What you have to do — Find each line containing the string "object". Copy it.

Extracted material —
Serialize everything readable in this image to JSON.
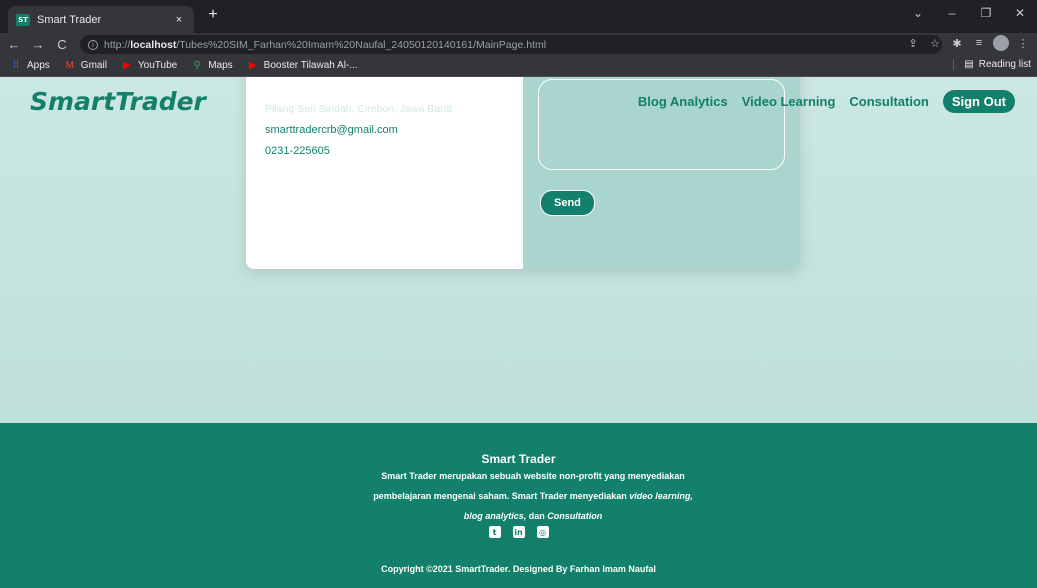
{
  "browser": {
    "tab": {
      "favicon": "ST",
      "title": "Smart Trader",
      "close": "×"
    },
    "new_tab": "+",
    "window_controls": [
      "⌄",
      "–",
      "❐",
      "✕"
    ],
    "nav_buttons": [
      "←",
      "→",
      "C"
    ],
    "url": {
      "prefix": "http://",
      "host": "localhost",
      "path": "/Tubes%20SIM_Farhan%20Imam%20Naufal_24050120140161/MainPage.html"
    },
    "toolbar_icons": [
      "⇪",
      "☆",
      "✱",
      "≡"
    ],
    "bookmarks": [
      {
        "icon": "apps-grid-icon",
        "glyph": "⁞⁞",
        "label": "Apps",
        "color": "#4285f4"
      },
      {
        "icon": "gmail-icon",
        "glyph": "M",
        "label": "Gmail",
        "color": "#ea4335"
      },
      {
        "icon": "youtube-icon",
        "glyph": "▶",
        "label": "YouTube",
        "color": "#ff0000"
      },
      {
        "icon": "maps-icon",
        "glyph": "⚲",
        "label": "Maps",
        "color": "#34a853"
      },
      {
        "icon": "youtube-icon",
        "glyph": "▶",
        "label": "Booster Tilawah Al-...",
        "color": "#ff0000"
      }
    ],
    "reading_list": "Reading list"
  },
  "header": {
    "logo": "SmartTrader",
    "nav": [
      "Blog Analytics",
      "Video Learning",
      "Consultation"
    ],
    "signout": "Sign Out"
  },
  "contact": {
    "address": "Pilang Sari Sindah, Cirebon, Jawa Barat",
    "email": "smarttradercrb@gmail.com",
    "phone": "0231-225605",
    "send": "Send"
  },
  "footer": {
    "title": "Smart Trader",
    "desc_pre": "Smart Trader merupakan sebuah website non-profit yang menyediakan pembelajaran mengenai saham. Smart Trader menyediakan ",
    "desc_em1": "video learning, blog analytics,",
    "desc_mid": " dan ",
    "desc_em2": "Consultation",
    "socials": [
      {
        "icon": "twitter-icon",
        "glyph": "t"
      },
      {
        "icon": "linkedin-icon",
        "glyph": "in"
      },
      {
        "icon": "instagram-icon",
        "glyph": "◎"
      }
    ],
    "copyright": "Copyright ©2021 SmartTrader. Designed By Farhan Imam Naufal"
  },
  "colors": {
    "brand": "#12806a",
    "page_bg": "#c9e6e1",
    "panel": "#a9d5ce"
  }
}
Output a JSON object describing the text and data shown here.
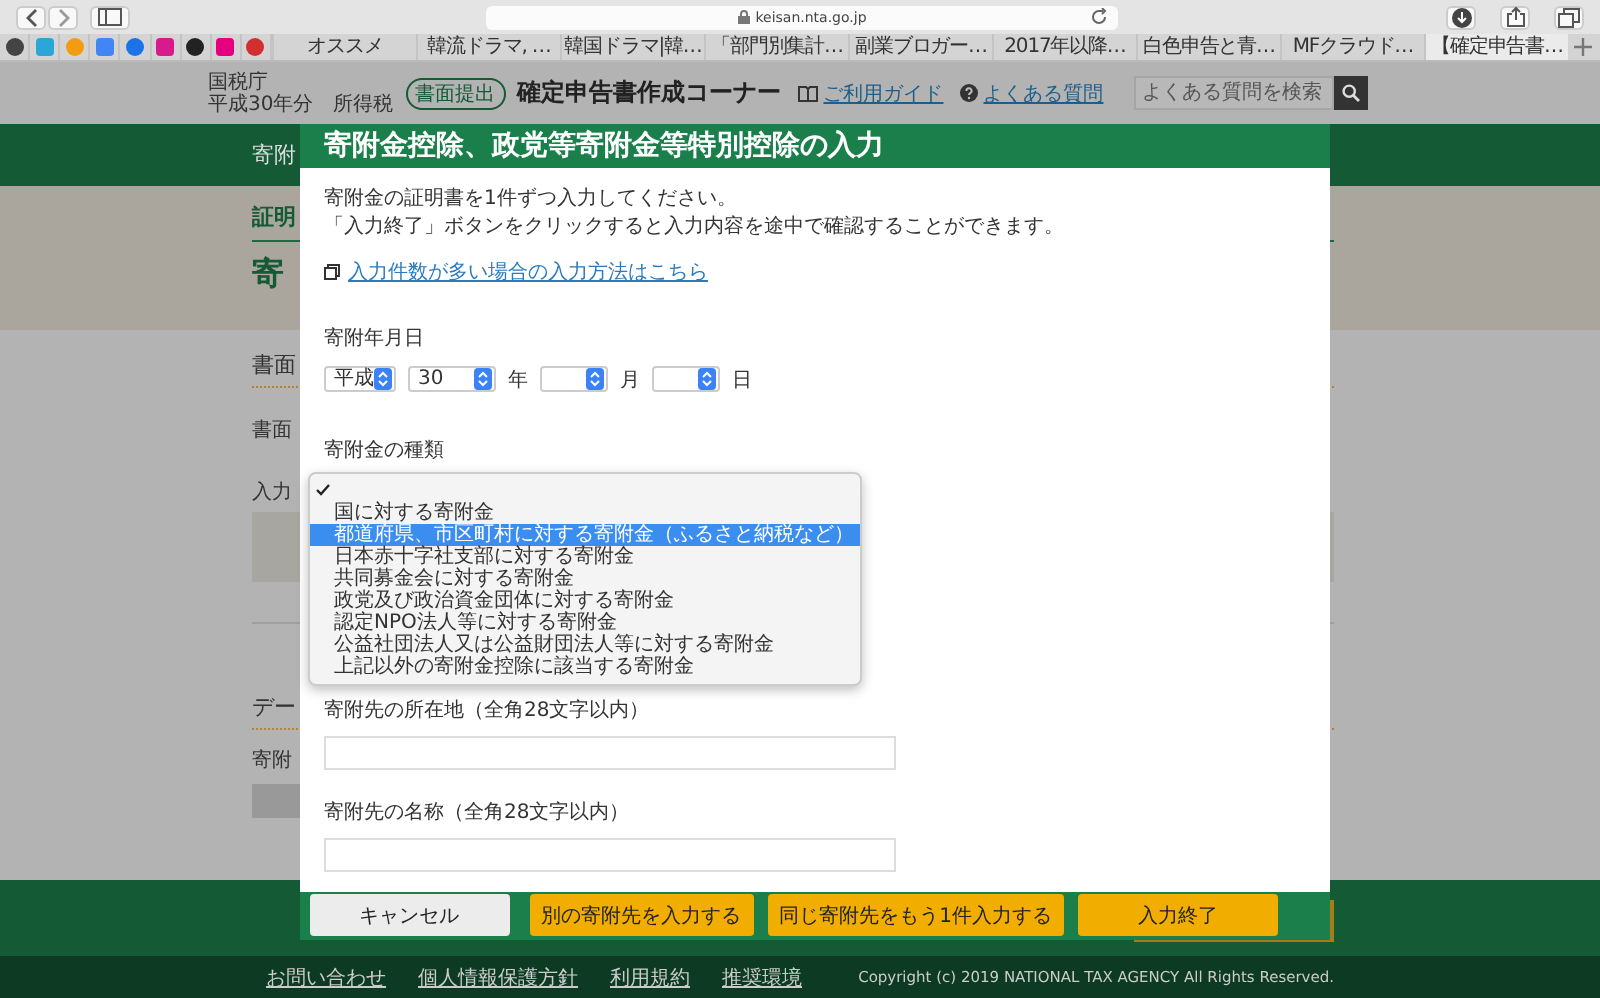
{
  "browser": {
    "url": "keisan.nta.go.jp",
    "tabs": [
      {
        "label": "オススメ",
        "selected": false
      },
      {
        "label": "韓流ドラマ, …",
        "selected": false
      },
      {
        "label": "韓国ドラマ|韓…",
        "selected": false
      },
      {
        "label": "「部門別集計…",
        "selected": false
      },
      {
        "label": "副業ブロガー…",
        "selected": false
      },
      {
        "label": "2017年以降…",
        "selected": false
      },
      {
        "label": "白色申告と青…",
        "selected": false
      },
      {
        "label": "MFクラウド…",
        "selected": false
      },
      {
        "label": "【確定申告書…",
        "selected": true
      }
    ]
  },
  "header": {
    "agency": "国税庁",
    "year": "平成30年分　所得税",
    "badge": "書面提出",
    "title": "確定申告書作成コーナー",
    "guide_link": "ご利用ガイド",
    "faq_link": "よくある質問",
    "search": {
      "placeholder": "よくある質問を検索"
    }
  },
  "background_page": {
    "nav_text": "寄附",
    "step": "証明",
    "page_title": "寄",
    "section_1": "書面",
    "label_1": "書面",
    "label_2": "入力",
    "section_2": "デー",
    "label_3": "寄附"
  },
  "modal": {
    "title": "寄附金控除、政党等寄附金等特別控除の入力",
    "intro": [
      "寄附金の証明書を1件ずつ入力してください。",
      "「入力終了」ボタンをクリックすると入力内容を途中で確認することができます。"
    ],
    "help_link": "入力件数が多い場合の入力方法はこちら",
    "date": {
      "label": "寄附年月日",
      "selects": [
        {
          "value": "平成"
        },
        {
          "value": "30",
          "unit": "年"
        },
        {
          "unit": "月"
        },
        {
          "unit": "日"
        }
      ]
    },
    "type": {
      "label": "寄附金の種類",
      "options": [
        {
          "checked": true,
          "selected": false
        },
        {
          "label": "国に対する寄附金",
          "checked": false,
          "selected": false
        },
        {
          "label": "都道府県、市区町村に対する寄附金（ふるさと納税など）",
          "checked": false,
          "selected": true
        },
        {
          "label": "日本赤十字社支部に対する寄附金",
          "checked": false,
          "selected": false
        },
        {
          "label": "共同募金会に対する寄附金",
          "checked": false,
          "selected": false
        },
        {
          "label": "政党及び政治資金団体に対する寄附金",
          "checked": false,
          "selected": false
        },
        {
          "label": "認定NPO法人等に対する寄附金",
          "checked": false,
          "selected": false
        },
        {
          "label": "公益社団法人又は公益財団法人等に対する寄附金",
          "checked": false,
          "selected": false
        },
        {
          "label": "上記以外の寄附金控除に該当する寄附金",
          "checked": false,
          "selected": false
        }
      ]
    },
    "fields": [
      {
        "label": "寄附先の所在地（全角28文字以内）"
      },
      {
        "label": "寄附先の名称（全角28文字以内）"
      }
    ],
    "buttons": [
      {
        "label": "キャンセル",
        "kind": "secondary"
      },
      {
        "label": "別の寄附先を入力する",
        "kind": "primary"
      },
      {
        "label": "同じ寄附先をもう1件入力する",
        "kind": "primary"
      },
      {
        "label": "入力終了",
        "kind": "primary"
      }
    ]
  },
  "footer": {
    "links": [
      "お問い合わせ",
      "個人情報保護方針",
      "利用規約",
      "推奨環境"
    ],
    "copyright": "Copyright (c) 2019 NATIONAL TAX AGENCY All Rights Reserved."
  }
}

--

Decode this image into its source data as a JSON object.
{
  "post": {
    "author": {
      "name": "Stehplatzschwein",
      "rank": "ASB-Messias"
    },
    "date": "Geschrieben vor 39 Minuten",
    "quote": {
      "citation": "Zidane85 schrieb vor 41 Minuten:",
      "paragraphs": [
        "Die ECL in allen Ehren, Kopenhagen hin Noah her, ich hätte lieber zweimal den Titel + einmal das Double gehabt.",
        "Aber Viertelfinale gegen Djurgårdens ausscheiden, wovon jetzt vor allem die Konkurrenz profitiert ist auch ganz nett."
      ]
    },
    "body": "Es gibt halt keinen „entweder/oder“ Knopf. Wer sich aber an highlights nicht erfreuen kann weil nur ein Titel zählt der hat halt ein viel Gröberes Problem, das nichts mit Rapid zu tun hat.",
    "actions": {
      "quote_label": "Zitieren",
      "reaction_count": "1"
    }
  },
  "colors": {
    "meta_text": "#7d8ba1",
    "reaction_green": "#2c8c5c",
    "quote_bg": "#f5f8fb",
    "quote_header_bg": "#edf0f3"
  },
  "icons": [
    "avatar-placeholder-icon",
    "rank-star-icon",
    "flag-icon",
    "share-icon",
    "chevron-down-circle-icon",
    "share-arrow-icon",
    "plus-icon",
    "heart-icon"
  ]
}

Written response —
Output a JSON object describing the text and data shown here.
Decode this image into its source data as a JSON object.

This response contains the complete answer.